- **Your task**:
Select all lines with the string "from" in them, and copy those lines.

- **Dataset rows**:
□ □ □
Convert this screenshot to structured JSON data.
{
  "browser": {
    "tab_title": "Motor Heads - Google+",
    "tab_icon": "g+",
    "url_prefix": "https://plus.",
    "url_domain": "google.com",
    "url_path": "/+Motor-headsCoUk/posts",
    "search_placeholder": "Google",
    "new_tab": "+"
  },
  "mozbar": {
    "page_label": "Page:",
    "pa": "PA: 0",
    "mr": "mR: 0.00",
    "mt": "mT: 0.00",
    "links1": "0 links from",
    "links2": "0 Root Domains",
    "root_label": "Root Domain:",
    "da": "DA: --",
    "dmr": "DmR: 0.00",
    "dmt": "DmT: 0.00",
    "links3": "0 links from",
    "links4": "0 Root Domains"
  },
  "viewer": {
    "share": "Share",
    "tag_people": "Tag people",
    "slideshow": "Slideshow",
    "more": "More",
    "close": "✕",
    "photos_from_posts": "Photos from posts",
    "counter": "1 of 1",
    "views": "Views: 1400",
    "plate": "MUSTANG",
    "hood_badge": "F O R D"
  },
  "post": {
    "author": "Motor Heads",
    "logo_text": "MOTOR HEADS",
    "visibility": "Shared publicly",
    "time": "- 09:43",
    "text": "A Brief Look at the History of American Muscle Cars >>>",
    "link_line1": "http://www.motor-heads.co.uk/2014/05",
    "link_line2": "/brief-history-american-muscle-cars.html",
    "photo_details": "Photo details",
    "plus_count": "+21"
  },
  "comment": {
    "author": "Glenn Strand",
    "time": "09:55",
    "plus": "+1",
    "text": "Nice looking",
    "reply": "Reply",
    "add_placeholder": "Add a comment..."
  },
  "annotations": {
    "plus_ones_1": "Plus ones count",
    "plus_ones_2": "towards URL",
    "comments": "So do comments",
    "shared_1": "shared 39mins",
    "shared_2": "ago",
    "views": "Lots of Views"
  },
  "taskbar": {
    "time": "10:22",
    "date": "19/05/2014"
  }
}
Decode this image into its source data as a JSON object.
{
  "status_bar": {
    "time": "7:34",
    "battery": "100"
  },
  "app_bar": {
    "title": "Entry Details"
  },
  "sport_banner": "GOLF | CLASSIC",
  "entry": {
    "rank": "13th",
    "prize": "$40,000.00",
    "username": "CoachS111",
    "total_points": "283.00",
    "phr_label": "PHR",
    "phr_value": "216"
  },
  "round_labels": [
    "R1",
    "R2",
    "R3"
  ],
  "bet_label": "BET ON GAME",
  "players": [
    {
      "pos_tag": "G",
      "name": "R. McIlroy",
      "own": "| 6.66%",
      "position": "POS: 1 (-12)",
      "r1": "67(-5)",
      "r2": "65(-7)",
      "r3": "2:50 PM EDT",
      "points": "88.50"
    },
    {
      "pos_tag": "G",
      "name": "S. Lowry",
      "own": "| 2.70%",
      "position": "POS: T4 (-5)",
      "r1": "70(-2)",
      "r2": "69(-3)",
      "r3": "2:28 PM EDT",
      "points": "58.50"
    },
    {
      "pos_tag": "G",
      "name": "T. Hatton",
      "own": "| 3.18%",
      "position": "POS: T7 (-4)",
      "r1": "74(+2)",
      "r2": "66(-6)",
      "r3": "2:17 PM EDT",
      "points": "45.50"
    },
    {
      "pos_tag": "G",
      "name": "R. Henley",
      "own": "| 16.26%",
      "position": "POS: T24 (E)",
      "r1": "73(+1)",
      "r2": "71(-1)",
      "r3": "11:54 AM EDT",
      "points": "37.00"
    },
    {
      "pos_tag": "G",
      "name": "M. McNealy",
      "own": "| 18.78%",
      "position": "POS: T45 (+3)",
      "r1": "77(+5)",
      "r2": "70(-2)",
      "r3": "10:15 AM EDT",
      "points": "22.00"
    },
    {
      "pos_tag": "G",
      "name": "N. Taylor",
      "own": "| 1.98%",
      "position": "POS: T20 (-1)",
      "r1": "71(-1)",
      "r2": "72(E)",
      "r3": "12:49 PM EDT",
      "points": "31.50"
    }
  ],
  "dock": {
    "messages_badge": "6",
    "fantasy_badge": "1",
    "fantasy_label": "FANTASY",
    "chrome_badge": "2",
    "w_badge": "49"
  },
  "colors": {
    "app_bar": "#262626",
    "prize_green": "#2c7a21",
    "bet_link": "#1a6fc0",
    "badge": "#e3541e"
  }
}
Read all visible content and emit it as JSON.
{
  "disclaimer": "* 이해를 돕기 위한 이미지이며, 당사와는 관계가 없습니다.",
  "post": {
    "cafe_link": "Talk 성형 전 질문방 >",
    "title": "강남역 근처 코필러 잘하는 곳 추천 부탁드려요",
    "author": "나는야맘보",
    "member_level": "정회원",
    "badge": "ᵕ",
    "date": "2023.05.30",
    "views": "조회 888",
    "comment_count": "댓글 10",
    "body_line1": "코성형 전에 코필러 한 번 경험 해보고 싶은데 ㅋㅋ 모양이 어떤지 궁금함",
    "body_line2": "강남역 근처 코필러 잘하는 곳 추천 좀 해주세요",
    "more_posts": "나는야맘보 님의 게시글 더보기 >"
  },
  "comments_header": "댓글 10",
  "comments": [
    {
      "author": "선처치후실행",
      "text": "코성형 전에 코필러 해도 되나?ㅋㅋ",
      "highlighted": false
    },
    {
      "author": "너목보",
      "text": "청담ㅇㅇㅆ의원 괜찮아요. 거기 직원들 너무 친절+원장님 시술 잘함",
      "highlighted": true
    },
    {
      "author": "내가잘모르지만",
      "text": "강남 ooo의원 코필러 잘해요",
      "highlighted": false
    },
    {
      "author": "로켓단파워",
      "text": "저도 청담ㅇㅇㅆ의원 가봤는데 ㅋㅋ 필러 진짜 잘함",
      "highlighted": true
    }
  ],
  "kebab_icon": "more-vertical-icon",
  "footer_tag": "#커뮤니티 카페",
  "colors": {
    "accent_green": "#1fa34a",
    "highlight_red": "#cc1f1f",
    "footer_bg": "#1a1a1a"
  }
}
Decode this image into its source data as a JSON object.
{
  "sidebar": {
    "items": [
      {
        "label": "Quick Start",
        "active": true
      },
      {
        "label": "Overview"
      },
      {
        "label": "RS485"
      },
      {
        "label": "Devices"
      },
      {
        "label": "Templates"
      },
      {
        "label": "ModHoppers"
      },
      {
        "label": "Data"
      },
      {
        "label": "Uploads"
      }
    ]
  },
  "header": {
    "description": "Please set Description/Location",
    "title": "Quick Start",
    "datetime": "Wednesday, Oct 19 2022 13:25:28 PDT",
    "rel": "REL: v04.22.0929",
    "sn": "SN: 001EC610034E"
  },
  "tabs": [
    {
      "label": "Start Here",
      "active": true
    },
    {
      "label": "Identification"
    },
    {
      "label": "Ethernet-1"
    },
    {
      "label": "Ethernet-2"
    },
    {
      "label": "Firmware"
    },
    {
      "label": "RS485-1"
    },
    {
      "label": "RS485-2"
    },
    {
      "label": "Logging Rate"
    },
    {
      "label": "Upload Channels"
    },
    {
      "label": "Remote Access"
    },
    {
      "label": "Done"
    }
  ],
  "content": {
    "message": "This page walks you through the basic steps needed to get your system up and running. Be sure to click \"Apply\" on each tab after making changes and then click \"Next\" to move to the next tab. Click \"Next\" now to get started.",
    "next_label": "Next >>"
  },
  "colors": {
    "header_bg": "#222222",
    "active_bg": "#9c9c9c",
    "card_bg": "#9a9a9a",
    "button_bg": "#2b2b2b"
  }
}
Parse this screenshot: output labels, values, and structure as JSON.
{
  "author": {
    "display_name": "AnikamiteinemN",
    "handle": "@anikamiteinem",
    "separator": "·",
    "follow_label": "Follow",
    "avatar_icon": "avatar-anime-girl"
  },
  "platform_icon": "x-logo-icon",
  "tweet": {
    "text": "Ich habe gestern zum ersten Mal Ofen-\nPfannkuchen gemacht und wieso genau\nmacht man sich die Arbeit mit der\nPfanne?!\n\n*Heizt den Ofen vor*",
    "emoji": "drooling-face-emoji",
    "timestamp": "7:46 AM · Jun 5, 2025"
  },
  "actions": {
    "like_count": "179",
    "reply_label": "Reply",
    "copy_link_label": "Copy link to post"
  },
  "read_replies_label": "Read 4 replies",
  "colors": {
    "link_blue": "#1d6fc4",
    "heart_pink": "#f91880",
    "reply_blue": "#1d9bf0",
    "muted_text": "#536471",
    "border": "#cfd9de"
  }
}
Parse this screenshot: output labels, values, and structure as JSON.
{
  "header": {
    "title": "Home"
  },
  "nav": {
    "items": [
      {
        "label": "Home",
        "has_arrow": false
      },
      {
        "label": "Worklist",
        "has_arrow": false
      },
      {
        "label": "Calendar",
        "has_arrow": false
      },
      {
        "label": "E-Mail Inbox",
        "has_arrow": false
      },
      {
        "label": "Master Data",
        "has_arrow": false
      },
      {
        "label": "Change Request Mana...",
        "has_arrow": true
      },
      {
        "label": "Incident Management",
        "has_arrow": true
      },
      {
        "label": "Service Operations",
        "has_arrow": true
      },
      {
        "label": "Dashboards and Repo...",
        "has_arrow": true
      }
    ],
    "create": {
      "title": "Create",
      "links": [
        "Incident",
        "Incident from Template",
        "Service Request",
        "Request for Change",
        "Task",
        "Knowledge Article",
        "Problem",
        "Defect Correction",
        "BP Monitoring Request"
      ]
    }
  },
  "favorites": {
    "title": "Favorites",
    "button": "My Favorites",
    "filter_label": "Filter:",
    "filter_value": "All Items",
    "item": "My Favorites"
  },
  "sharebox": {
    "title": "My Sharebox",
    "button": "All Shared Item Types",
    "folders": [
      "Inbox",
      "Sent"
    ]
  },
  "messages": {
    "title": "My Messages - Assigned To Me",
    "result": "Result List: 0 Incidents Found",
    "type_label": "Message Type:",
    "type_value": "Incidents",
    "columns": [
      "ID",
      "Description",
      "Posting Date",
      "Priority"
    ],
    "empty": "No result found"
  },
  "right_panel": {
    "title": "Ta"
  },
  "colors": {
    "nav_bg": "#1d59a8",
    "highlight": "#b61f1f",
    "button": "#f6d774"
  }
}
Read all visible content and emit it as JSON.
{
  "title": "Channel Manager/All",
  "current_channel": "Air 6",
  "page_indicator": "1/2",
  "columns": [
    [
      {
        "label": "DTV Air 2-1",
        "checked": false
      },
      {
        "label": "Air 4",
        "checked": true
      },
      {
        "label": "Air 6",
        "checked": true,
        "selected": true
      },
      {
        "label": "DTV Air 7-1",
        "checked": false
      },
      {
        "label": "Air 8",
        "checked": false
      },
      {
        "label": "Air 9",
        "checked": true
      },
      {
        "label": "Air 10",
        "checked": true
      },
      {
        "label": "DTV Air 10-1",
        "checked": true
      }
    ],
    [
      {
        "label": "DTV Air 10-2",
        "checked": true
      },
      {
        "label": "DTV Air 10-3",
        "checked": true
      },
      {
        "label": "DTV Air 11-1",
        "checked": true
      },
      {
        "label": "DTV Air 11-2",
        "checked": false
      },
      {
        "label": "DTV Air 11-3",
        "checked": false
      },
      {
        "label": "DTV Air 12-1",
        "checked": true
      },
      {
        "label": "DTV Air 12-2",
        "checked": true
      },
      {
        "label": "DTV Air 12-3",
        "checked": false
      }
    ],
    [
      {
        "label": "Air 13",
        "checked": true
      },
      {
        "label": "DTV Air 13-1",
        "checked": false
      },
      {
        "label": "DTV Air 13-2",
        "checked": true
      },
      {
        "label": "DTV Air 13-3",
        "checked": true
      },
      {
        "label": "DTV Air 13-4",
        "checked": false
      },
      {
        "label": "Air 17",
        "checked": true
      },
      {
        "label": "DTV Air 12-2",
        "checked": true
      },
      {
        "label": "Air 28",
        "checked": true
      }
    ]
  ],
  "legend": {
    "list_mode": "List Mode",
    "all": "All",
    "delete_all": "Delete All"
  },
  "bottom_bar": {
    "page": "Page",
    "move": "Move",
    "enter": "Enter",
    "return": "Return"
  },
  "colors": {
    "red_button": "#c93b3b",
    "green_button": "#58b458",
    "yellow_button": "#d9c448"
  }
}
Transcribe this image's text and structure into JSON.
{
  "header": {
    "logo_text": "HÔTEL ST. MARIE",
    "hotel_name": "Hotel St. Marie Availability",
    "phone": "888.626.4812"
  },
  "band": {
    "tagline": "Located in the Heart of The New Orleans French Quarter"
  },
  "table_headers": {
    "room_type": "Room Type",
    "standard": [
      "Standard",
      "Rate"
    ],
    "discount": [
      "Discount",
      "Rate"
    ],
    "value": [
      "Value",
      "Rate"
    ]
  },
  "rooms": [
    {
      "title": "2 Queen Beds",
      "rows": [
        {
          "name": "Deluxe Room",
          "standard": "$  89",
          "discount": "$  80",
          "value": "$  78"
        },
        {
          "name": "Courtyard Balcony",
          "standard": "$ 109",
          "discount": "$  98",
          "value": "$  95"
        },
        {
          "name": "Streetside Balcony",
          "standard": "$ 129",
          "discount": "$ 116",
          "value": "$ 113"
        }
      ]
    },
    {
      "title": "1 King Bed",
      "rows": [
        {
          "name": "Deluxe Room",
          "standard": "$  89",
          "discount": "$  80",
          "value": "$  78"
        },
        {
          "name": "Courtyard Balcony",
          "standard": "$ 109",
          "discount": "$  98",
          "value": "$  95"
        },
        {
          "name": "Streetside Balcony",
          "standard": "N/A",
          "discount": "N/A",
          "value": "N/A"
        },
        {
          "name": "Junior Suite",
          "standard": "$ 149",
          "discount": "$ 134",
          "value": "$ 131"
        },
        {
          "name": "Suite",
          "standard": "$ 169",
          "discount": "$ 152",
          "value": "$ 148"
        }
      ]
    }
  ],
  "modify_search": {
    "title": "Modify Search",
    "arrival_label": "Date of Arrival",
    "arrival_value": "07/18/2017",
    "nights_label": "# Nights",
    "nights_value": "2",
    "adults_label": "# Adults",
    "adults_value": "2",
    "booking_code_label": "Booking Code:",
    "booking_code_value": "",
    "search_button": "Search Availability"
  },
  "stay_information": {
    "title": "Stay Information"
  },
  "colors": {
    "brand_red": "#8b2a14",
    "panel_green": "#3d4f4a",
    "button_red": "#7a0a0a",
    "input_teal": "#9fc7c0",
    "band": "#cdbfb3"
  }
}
□ □ □
- **Finished answer**:
    "links1": "0 links from",
    "links3": "0 links from",
    "photos_from_posts": "Photos from posts",
        "Incident from Template",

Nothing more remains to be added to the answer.